EXTRACTED INFORMATION
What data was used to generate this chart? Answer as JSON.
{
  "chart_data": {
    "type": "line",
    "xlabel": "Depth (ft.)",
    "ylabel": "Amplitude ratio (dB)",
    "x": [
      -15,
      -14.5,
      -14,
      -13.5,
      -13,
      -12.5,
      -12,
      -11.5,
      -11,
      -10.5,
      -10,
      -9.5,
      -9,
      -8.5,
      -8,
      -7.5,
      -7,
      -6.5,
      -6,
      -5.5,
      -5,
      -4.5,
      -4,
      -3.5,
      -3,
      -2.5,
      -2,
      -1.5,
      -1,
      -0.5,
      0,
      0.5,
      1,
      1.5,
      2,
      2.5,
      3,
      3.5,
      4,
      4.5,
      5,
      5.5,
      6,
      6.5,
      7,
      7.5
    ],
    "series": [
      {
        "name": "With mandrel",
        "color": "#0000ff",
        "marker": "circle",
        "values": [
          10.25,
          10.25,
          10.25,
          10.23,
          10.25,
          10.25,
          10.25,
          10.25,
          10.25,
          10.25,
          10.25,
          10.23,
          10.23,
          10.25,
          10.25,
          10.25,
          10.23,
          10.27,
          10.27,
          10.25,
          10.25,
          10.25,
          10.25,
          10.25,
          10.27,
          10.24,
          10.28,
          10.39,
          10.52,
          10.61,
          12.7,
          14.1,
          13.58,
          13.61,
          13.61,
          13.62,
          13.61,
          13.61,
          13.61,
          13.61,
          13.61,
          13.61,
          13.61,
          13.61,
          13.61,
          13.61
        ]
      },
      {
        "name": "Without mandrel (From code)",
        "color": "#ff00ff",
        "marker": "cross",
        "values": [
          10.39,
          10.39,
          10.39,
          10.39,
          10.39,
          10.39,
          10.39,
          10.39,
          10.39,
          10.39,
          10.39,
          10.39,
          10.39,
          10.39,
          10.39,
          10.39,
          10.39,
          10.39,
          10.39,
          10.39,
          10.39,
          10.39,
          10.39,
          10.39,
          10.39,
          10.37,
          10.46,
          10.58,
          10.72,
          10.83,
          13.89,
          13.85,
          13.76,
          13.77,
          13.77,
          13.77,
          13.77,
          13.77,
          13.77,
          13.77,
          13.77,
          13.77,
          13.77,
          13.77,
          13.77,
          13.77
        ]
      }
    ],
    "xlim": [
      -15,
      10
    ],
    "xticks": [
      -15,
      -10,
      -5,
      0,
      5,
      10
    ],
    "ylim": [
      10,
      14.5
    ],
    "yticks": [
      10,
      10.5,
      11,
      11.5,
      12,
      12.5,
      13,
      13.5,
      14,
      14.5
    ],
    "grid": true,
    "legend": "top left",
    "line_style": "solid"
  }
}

WHAT TO PRODUCE
Every entry in the listing must be retyped exactly.

WRITTEN RESPONSE
What data was used to generate this chart? Answer as JSON.
{
  "chart_data": {
    "type": "line",
    "xlabel": "Depth (ft.)",
    "ylabel": "Amplitude ratio (dB)",
    "x": [
      -15,
      -14.5,
      -14,
      -13.5,
      -13,
      -12.5,
      -12,
      -11.5,
      -11,
      -10.5,
      -10,
      -9.5,
      -9,
      -8.5,
      -8,
      -7.5,
      -7,
      -6.5,
      -6,
      -5.5,
      -5,
      -4.5,
      -4,
      -3.5,
      -3,
      -2.5,
      -2,
      -1.5,
      -1,
      -0.5,
      0,
      0.5,
      1,
      1.5,
      2,
      2.5,
      3,
      3.5,
      4,
      4.5,
      5,
      5.5,
      6,
      6.5,
      7,
      7.5
    ],
    "series": [
      {
        "name": "With mandrel",
        "color": "#0000ff",
        "marker": "circle",
        "values": [
          10.25,
          10.25,
          10.25,
          10.23,
          10.25,
          10.25,
          10.25,
          10.25,
          10.25,
          10.25,
          10.25,
          10.23,
          10.23,
          10.25,
          10.25,
          10.25,
          10.23,
          10.27,
          10.27,
          10.25,
          10.25,
          10.25,
          10.25,
          10.25,
          10.27,
          10.24,
          10.28,
          10.39,
          10.52,
          10.61,
          12.7,
          14.1,
          13.58,
          13.61,
          13.61,
          13.62,
          13.61,
          13.61,
          13.61,
          13.61,
          13.61,
          13.61,
          13.61,
          13.61,
          13.61,
          13.61
        ]
      },
      {
        "name": "Without mandrel (From code)",
        "color": "#ff00ff",
        "marker": "cross",
        "values": [
          10.39,
          10.39,
          10.39,
          10.39,
          10.39,
          10.39,
          10.39,
          10.39,
          10.39,
          10.39,
          10.39,
          10.39,
          10.39,
          10.39,
          10.39,
          10.39,
          10.39,
          10.39,
          10.39,
          10.39,
          10.39,
          10.39,
          10.39,
          10.39,
          10.39,
          10.37,
          10.46,
          10.58,
          10.72,
          10.83,
          13.89,
          13.85,
          13.76,
          13.77,
          13.77,
          13.77,
          13.77,
          13.77,
          13.77,
          13.77,
          13.77,
          13.77,
          13.77,
          13.77,
          13.77,
          13.77
        ]
      }
    ],
    "xlim": [
      -15,
      10
    ],
    "xticks": [
      -15,
      -10,
      -5,
      0,
      5,
      10
    ],
    "ylim": [
      10,
      14.5
    ],
    "yticks": [
      10,
      10.5,
      11,
      11.5,
      12,
      12.5,
      13,
      13.5,
      14,
      14.5
    ],
    "grid": true,
    "legend": "top left",
    "line_style": "solid"
  }
}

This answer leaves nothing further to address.